##### Stored data #####

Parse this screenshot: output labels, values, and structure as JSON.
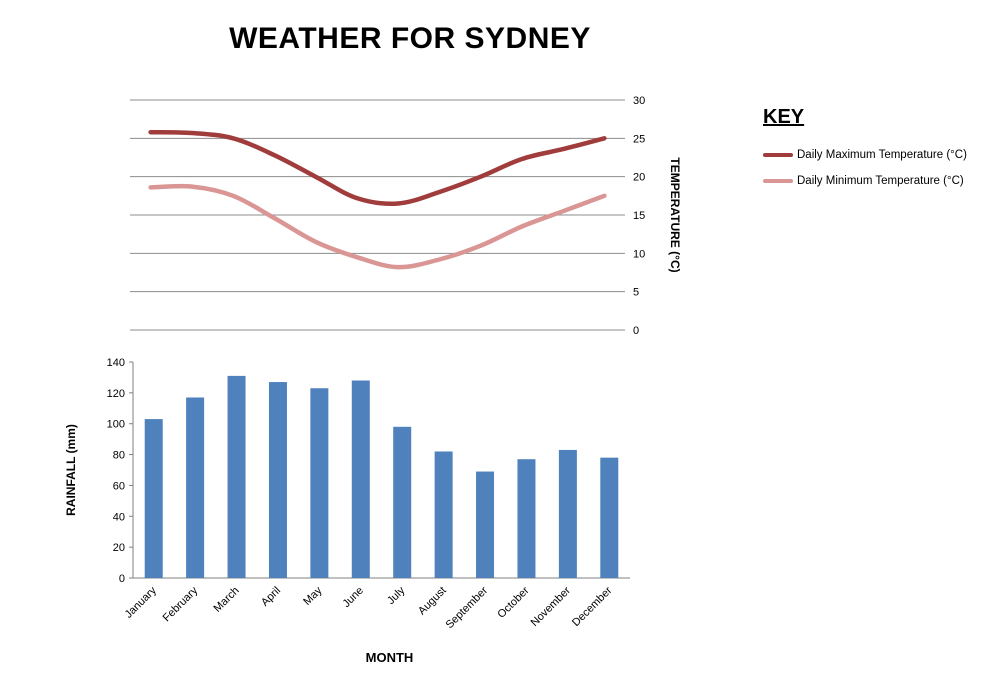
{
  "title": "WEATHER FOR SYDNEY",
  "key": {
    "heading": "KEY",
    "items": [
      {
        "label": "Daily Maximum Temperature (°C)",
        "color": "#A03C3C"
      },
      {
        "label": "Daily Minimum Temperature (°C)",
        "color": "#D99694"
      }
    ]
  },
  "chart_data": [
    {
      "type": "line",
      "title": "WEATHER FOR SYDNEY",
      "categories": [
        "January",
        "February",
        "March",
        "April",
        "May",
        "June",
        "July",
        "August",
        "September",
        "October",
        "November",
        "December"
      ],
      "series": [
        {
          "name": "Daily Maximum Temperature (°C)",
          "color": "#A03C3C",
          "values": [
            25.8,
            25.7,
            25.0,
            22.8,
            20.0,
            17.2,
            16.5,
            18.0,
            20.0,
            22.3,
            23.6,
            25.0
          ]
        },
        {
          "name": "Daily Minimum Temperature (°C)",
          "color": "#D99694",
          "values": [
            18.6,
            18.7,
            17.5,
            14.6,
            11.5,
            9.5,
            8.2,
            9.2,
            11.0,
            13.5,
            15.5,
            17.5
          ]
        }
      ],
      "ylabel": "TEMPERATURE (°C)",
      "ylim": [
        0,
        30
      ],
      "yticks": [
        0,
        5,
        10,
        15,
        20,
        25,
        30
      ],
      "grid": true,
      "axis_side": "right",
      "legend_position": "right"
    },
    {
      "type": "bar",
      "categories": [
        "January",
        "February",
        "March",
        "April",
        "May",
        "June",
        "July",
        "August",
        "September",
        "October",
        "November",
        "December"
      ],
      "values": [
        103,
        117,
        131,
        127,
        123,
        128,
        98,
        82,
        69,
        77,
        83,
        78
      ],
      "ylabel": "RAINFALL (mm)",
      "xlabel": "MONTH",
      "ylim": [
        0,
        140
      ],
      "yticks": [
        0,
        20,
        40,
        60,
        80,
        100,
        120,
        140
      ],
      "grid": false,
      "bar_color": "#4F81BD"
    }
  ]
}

#####
##### Stored data #####

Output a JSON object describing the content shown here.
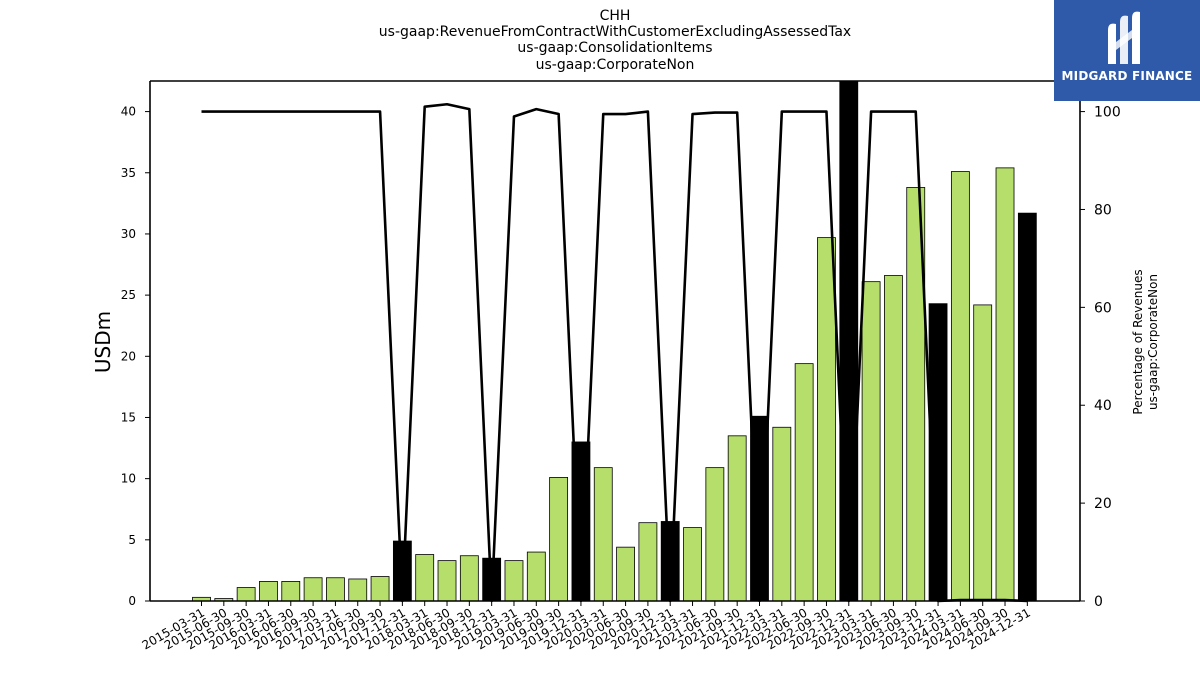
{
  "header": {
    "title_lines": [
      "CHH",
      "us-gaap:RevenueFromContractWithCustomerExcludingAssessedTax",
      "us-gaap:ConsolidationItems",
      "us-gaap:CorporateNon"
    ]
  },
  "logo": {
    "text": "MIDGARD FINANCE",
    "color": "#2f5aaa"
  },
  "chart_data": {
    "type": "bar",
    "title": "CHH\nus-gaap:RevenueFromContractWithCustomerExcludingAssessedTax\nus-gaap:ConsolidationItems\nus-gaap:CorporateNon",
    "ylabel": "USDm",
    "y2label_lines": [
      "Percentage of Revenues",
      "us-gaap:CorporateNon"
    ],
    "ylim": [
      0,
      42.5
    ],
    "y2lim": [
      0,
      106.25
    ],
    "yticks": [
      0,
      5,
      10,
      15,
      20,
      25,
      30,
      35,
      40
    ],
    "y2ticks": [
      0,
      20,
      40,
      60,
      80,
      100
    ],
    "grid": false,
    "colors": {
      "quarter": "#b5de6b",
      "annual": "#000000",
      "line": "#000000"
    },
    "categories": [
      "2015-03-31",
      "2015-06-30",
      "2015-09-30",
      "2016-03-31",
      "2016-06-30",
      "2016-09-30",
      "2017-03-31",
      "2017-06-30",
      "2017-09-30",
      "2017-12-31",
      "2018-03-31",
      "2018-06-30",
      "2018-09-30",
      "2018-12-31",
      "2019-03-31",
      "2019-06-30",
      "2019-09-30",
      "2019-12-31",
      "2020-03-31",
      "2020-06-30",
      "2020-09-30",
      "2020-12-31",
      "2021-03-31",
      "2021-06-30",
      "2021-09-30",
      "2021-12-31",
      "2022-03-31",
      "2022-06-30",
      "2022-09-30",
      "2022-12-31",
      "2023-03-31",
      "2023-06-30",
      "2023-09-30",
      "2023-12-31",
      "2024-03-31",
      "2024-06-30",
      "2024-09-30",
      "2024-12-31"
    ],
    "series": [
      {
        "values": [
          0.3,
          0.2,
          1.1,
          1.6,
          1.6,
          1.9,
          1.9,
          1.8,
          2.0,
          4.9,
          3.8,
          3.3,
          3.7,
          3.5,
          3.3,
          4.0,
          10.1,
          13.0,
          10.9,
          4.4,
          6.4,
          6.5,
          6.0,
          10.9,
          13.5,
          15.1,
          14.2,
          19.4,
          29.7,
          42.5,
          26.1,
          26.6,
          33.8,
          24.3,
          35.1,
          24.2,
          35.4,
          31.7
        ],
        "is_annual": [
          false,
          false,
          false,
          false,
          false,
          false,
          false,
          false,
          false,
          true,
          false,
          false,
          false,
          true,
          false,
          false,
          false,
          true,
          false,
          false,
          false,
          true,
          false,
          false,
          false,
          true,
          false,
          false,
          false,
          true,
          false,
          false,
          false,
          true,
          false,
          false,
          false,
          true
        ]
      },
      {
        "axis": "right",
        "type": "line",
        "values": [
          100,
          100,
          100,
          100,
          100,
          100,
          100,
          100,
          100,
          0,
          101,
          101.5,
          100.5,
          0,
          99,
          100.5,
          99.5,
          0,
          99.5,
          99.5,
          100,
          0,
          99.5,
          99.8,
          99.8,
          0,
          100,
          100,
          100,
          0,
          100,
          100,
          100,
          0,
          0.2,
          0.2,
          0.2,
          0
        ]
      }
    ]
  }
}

#####

Exercise instructions
Look through the listing and extract every line with "Daily" in it.

Written answer
        "label": "Daily Maximum Temperature (°C)",
        "label": "Daily Minimum Temperature (°C)",
          "name": "Daily Maximum Temperature (°C)",
          "name": "Daily Minimum Temperature (°C)",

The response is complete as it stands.